---------- Input

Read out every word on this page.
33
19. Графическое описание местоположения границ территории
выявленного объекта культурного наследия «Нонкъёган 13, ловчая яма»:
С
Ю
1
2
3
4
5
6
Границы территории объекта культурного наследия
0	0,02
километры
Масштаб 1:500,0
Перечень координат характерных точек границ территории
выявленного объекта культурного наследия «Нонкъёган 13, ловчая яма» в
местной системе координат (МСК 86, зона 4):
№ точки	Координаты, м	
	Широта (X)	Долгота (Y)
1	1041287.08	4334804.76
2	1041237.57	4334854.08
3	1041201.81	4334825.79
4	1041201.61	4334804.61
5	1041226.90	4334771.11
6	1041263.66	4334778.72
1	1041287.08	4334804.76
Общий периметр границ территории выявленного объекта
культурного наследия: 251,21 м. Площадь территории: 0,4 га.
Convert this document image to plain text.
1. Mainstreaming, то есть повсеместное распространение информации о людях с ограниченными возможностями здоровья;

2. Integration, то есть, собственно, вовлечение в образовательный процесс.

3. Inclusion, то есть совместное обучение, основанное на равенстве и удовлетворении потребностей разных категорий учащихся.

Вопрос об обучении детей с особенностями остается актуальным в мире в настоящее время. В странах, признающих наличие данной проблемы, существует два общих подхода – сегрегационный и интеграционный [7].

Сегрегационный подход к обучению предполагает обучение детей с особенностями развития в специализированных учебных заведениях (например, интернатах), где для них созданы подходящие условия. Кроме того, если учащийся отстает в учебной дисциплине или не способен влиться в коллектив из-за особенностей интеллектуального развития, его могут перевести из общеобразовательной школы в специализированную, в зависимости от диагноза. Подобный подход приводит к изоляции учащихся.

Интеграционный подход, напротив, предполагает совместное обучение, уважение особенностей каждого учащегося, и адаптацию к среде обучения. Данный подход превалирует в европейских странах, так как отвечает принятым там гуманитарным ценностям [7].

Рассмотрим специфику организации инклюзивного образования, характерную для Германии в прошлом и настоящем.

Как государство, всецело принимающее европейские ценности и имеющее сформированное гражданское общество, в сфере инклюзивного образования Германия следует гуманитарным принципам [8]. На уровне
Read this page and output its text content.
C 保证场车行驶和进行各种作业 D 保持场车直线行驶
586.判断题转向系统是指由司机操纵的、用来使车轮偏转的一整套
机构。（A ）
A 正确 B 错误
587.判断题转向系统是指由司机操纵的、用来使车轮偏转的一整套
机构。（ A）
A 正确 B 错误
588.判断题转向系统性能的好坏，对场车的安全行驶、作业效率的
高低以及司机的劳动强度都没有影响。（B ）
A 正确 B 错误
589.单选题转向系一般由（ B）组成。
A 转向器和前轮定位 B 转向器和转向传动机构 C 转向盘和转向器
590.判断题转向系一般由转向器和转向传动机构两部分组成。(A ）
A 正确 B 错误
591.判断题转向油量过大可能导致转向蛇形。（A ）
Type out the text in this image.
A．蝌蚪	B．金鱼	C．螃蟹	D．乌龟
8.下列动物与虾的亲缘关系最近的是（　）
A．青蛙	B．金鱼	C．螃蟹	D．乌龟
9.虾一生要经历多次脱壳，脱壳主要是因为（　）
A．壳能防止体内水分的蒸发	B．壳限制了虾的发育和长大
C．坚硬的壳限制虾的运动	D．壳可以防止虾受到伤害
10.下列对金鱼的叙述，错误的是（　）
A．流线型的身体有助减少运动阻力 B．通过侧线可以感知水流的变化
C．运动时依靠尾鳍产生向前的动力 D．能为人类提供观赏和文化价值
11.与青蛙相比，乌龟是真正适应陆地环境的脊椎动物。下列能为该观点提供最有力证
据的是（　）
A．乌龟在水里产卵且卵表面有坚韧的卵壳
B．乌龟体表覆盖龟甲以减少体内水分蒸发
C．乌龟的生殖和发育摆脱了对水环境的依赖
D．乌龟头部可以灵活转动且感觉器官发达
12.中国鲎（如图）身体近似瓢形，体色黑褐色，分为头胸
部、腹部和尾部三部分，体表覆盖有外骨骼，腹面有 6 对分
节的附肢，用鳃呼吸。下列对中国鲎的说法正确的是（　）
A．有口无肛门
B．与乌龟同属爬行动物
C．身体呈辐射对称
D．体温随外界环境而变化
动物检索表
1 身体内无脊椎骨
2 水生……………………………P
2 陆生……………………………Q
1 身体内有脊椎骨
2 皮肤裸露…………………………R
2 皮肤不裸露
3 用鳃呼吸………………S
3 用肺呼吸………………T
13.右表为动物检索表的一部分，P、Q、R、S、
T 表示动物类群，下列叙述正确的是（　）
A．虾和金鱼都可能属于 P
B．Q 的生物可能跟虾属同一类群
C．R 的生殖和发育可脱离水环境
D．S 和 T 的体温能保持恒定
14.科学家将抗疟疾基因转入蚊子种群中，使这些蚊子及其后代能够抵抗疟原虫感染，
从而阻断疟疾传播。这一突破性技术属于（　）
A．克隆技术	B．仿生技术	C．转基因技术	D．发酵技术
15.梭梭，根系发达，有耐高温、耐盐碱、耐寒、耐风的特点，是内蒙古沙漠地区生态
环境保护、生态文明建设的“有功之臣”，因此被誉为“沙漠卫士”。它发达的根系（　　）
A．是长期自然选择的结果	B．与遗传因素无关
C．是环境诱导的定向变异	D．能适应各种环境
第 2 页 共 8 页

--------------------

Task brief -
Your task is to repeat every entry exactly.

Written answer -
Read out every word on this page.
33
19. Графическое описание местоположения границ территории
выявленного объекта культурного наследия «Нонкъёган 13, ловчая яма»:
С
Ю
1
2
3
4
5
6
Границы территории объекта культурного наследия
0	0,02
километры
Масштаб 1:500,0
Перечень координат характерных точек границ территории
выявленного объекта культурного наследия «Нонкъёган 13, ловчая яма» в
местной системе координат (МСК 86, зона 4):
№ точки	Координаты, м	
	Широта (X)	Долгота (Y)
1	1041287.08	4334804.76
2	1041237.57	4334854.08
3	1041201.81	4334825.79
4	1041201.61	4334804.61
5	1041226.90	4334771.11
6	1041263.66	4334778.72
1	1041287.08	4334804.76
Общий периметр границ территории выявленного объекта
культурного наследия: 251,21 м. Площадь территории: 0,4 га.
Convert this document image to plain text.
1. Mainstreaming, то есть повсеместное распространение информации о людях с ограниченными возможностями здоровья;

2. Integration, то есть, собственно, вовлечение в образовательный процесс.

3. Inclusion, то есть совместное обучение, основанное на равенстве и удовлетворении потребностей разных категорий учащихся.

Вопрос об обучении детей с особенностями остается актуальным в мире в настоящее время. В странах, признающих наличие данной проблемы, существует два общих подхода – сегрегационный и интеграционный [7].

Сегрегационный подход к обучению предполагает обучение детей с особенностями развития в специализированных учебных заведениях (например, интернатах), где для них созданы подходящие условия. Кроме того, если учащийся отстает в учебной дисциплине или не способен влиться в коллектив из-за особенностей интеллектуального развития, его могут перевести из общеобразовательной школы в специализированную, в зависимости от диагноза. Подобный подход приводит к изоляции учащихся.

Интеграционный подход, напротив, предполагает совместное обучение, уважение особенностей каждого учащегося, и адаптацию к среде обучения. Данный подход превалирует в европейских странах, так как отвечает принятым там гуманитарным ценностям [7].

Рассмотрим специфику организации инклюзивного образования, характерную для Германии в прошлом и настоящем.

Как государство, всецело принимающее европейские ценности и имеющее сформированное гражданское общество, в сфере инклюзивного образования Германия следует гуманитарным принципам [8]. На уровне
Read this page and output its text content.
C 保证场车行驶和进行各种作业 D 保持场车直线行驶
586.判断题转向系统是指由司机操纵的、用来使车轮偏转的一整套
机构。（A ）
A 正确 B 错误
587.判断题转向系统是指由司机操纵的、用来使车轮偏转的一整套
机构。（ A）
A 正确 B 错误
588.判断题转向系统性能的好坏，对场车的安全行驶、作业效率的
高低以及司机的劳动强度都没有影响。（B ）
A 正确 B 错误
589.单选题转向系一般由（ B）组成。
A 转向器和前轮定位 B 转向器和转向传动机构 C 转向盘和转向器
590.判断题转向系一般由转向器和转向传动机构两部分组成。(A ）
A 正确 B 错误
591.判断题转向油量过大可能导致转向蛇形。（A ）
Type out the text in this image.
A．蝌蚪	B．金鱼	C．螃蟹	D．乌龟
8.下列动物与虾的亲缘关系最近的是（　）
A．青蛙	B．金鱼	C．螃蟹	D．乌龟
9.虾一生要经历多次脱壳，脱壳主要是因为（　）
A．壳能防止体内水分的蒸发	B．壳限制了虾的发育和长大
C．坚硬的壳限制虾的运动	D．壳可以防止虾受到伤害
10.下列对金鱼的叙述，错误的是（　）
A．流线型的身体有助减少运动阻力 B．通过侧线可以感知水流的变化
C．运动时依靠尾鳍产生向前的动力 D．能为人类提供观赏和文化价值
11.与青蛙相比，乌龟是真正适应陆地环境的脊椎动物。下列能为该观点提供最有力证
据的是（　）
A．乌龟在水里产卵且卵表面有坚韧的卵壳
B．乌龟体表覆盖龟甲以减少体内水分蒸发
C．乌龟的生殖和发育摆脱了对水环境的依赖
D．乌龟头部可以灵活转动且感觉器官发达
12.中国鲎（如图）身体近似瓢形，体色黑褐色，分为头胸
部、腹部和尾部三部分，体表覆盖有外骨骼，腹面有 6 对分
节的附肢，用鳃呼吸。下列对中国鲎的说法正确的是（　）
A．有口无肛门
B．与乌龟同属爬行动物
C．身体呈辐射对称
D．体温随外界环境而变化
动物检索表
1 身体内无脊椎骨
2 水生……………………………P
2 陆生……………………………Q
1 身体内有脊椎骨
2 皮肤裸露…………………………R
2 皮肤不裸露
3 用鳃呼吸………………S
3 用肺呼吸………………T
13.右表为动物检索表的一部分，P、Q、R、S、
T 表示动物类群，下列叙述正确的是（　）
A．虾和金鱼都可能属于 P
B．Q 的生物可能跟虾属同一类群
C．R 的生殖和发育可脱离水环境
D．S 和 T 的体温能保持恒定
14.科学家将抗疟疾基因转入蚊子种群中，使这些蚊子及其后代能够抵抗疟原虫感染，
从而阻断疟疾传播。这一突破性技术属于（　）
A．克隆技术	B．仿生技术	C．转基因技术	D．发酵技术
15.梭梭，根系发达，有耐高温、耐盐碱、耐寒、耐风的特点，是内蒙古沙漠地区生态
环境保护、生态文明建设的“有功之臣”，因此被誉为“沙漠卫士”。它发达的根系（　　）
A．是长期自然选择的结果	B．与遗传因素无关
C．是环境诱导的定向变异	D．能适应各种环境
第 2 页 共 8 页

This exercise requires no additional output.